:: Record list ::

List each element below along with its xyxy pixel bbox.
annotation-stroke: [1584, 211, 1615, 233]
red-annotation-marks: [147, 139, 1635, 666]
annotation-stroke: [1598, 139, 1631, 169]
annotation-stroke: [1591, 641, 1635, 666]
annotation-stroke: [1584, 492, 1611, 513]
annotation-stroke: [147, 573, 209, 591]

:: Task brief ::
Write out all of the lines above again, character for character, with nothing changed, added, or left out.

:: Output of the task ::
List each element below along with its xyxy pixel bbox.
annotation-stroke: [1584, 211, 1615, 233]
red-annotation-marks: [147, 139, 1635, 666]
annotation-stroke: [1598, 139, 1631, 169]
annotation-stroke: [1591, 641, 1635, 666]
annotation-stroke: [1584, 492, 1611, 513]
annotation-stroke: [147, 573, 209, 591]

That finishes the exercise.